*Records for this exercise*.
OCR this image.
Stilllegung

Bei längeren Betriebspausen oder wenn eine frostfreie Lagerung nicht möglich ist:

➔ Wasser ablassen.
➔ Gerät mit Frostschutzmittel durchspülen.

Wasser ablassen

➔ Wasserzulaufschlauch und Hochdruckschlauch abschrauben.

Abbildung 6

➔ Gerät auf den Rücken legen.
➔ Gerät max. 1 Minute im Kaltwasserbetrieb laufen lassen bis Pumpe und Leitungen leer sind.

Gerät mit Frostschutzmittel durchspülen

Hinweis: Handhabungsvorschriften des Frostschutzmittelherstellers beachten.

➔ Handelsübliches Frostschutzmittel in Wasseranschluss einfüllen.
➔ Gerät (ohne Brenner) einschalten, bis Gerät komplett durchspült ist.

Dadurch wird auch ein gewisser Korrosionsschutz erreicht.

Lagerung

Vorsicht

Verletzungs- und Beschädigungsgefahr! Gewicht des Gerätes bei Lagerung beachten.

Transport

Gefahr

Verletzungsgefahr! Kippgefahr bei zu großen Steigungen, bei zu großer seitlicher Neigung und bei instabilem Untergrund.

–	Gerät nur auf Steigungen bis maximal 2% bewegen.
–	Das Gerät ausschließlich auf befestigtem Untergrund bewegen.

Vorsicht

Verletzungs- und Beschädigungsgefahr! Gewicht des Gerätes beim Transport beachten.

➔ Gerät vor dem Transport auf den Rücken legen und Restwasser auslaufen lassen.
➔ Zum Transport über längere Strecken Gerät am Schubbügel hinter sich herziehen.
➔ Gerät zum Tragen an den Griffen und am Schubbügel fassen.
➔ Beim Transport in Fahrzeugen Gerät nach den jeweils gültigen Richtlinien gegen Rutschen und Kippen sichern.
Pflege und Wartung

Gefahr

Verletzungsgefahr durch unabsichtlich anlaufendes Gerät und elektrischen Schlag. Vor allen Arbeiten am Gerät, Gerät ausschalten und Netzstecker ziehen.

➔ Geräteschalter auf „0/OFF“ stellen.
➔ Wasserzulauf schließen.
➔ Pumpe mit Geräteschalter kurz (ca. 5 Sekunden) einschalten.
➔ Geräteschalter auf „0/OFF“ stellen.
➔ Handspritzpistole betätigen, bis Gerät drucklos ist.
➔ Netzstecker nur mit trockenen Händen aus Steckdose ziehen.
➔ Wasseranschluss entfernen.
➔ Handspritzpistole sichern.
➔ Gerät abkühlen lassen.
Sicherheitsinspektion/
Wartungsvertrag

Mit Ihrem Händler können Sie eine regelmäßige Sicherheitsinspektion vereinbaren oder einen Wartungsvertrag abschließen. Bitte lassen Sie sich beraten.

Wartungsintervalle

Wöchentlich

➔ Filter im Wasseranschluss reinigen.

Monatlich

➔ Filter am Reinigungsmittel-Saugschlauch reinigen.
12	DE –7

*Job*.
Where a line holds "Sicherheitsinspektion", copy that line.

*Task response*.
Sicherheitsinspektion/
Mit Ihrem Händler können Sie eine regelmäßige Sicherheitsinspektion vereinbaren oder einen Wartungsvertrag abschließen. Bitte lassen Sie sich beraten.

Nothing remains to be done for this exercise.